- **INSTRUCTIONS FOR THE TASK**
Extract every record, exactly as written, and ignore the pictures.

- **GIVEN ENTRIES**
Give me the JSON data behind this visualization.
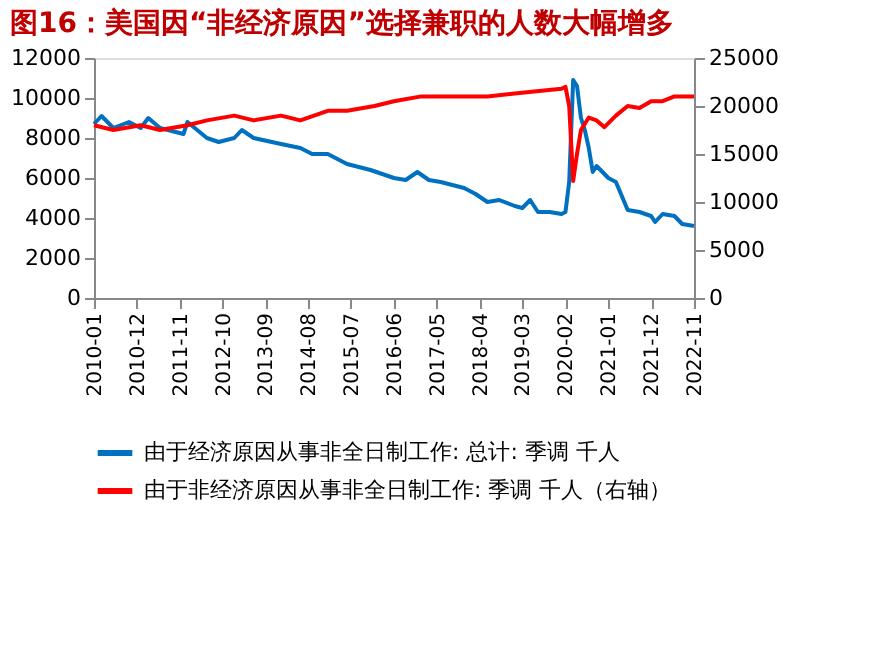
{
  "chart_data": {
    "type": "line",
    "title": "图16：美国因“非经济原因”选择兼职的人数大幅增多",
    "xlim": [
      "2010-01",
      "2022-11"
    ],
    "xticks": [
      "2010-01",
      "2010-12",
      "2011-11",
      "2012-10",
      "2013-09",
      "2014-08",
      "2015-07",
      "2016-06",
      "2017-05",
      "2018-04",
      "2019-03",
      "2020-02",
      "2021-01",
      "2021-12",
      "2022-11"
    ],
    "ylim": [
      0,
      12000
    ],
    "yticks": [
      0,
      2000,
      4000,
      6000,
      8000,
      10000,
      12000
    ],
    "y2lim": [
      0,
      25000
    ],
    "y2ticks": [
      0,
      5000,
      10000,
      15000,
      20000,
      25000
    ],
    "grid": false,
    "legend": "bottom",
    "series": [
      {
        "name": "由于经济原因从事非全日制工作: 总计: 季调  千人",
        "color": "#0070c0",
        "x": [
          "2010-01",
          "2010-03",
          "2010-06",
          "2010-10",
          "2011-01",
          "2011-03",
          "2011-06",
          "2011-12",
          "2012-01",
          "2012-06",
          "2012-09",
          "2013-01",
          "2013-03",
          "2013-06",
          "2014-01",
          "2014-06",
          "2014-09",
          "2015-01",
          "2015-06",
          "2015-12",
          "2016-06",
          "2016-09",
          "2016-12",
          "2017-03",
          "2017-06",
          "2017-12",
          "2018-03",
          "2018-06",
          "2018-09",
          "2019-01",
          "2019-03",
          "2019-05",
          "2019-07",
          "2019-10",
          "2020-01",
          "2020-02",
          "2020-03",
          "2020-04",
          "2020-05",
          "2020-06",
          "2020-07",
          "2020-08",
          "2020-09",
          "2020-10",
          "2021-01",
          "2021-03",
          "2021-06",
          "2021-09",
          "2021-12",
          "2022-01",
          "2022-03",
          "2022-06",
          "2022-08",
          "2022-11"
        ],
        "values": [
          8700,
          9100,
          8500,
          8800,
          8500,
          9000,
          8500,
          8200,
          8800,
          8000,
          7800,
          8000,
          8400,
          8000,
          7700,
          7500,
          7200,
          7200,
          6700,
          6400,
          6000,
          5900,
          6300,
          5900,
          5800,
          5500,
          5200,
          4800,
          4900,
          4600,
          4500,
          4900,
          4300,
          4300,
          4200,
          4300,
          5800,
          10900,
          10600,
          9000,
          8400,
          7500,
          6300,
          6600,
          6000,
          5800,
          4400,
          4300,
          4100,
          3800,
          4200,
          4100,
          3700,
          3600
        ]
      },
      {
        "name": "由于非经济原因从事非全日制工作: 季调  千人（右轴）",
        "color": "#ff0000",
        "axis": "y2",
        "x": [
          "2010-01",
          "2010-06",
          "2011-01",
          "2011-06",
          "2012-01",
          "2012-06",
          "2013-01",
          "2013-06",
          "2014-01",
          "2014-06",
          "2015-01",
          "2015-06",
          "2016-01",
          "2016-06",
          "2017-01",
          "2017-06",
          "2018-01",
          "2018-06",
          "2019-01",
          "2019-06",
          "2020-01",
          "2020-02",
          "2020-03",
          "2020-04",
          "2020-05",
          "2020-06",
          "2020-08",
          "2020-10",
          "2020-12",
          "2021-03",
          "2021-06",
          "2021-09",
          "2021-12",
          "2022-03",
          "2022-06",
          "2022-11"
        ],
        "values": [
          18000,
          17500,
          18000,
          17500,
          18000,
          18500,
          19000,
          18500,
          19000,
          18500,
          19500,
          19500,
          20000,
          20500,
          21000,
          21000,
          21000,
          21000,
          21300,
          21500,
          21800,
          22000,
          20000,
          12200,
          15000,
          17500,
          18800,
          18500,
          17800,
          19000,
          20000,
          19800,
          20500,
          20500,
          21000,
          21000
        ]
      }
    ]
  }
}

- **RESPONSE**
Give me the JSON data behind this visualization.
{
  "chart_data": {
    "type": "line",
    "title": "图16：美国因“非经济原因”选择兼职的人数大幅增多",
    "xlim": [
      "2010-01",
      "2022-11"
    ],
    "xticks": [
      "2010-01",
      "2010-12",
      "2011-11",
      "2012-10",
      "2013-09",
      "2014-08",
      "2015-07",
      "2016-06",
      "2017-05",
      "2018-04",
      "2019-03",
      "2020-02",
      "2021-01",
      "2021-12",
      "2022-11"
    ],
    "ylim": [
      0,
      12000
    ],
    "yticks": [
      0,
      2000,
      4000,
      6000,
      8000,
      10000,
      12000
    ],
    "y2lim": [
      0,
      25000
    ],
    "y2ticks": [
      0,
      5000,
      10000,
      15000,
      20000,
      25000
    ],
    "grid": false,
    "legend": "bottom",
    "series": [
      {
        "name": "由于经济原因从事非全日制工作: 总计: 季调  千人",
        "color": "#0070c0",
        "x": [
          "2010-01",
          "2010-03",
          "2010-06",
          "2010-10",
          "2011-01",
          "2011-03",
          "2011-06",
          "2011-12",
          "2012-01",
          "2012-06",
          "2012-09",
          "2013-01",
          "2013-03",
          "2013-06",
          "2014-01",
          "2014-06",
          "2014-09",
          "2015-01",
          "2015-06",
          "2015-12",
          "2016-06",
          "2016-09",
          "2016-12",
          "2017-03",
          "2017-06",
          "2017-12",
          "2018-03",
          "2018-06",
          "2018-09",
          "2019-01",
          "2019-03",
          "2019-05",
          "2019-07",
          "2019-10",
          "2020-01",
          "2020-02",
          "2020-03",
          "2020-04",
          "2020-05",
          "2020-06",
          "2020-07",
          "2020-08",
          "2020-09",
          "2020-10",
          "2021-01",
          "2021-03",
          "2021-06",
          "2021-09",
          "2021-12",
          "2022-01",
          "2022-03",
          "2022-06",
          "2022-08",
          "2022-11"
        ],
        "values": [
          8700,
          9100,
          8500,
          8800,
          8500,
          9000,
          8500,
          8200,
          8800,
          8000,
          7800,
          8000,
          8400,
          8000,
          7700,
          7500,
          7200,
          7200,
          6700,
          6400,
          6000,
          5900,
          6300,
          5900,
          5800,
          5500,
          5200,
          4800,
          4900,
          4600,
          4500,
          4900,
          4300,
          4300,
          4200,
          4300,
          5800,
          10900,
          10600,
          9000,
          8400,
          7500,
          6300,
          6600,
          6000,
          5800,
          4400,
          4300,
          4100,
          3800,
          4200,
          4100,
          3700,
          3600
        ]
      },
      {
        "name": "由于非经济原因从事非全日制工作: 季调  千人（右轴）",
        "color": "#ff0000",
        "axis": "y2",
        "x": [
          "2010-01",
          "2010-06",
          "2011-01",
          "2011-06",
          "2012-01",
          "2012-06",
          "2013-01",
          "2013-06",
          "2014-01",
          "2014-06",
          "2015-01",
          "2015-06",
          "2016-01",
          "2016-06",
          "2017-01",
          "2017-06",
          "2018-01",
          "2018-06",
          "2019-01",
          "2019-06",
          "2020-01",
          "2020-02",
          "2020-03",
          "2020-04",
          "2020-05",
          "2020-06",
          "2020-08",
          "2020-10",
          "2020-12",
          "2021-03",
          "2021-06",
          "2021-09",
          "2021-12",
          "2022-03",
          "2022-06",
          "2022-11"
        ],
        "values": [
          18000,
          17500,
          18000,
          17500,
          18000,
          18500,
          19000,
          18500,
          19000,
          18500,
          19500,
          19500,
          20000,
          20500,
          21000,
          21000,
          21000,
          21000,
          21300,
          21500,
          21800,
          22000,
          20000,
          12200,
          15000,
          17500,
          18800,
          18500,
          17800,
          19000,
          20000,
          19800,
          20500,
          20500,
          21000,
          21000
        ]
      }
    ]
  }
}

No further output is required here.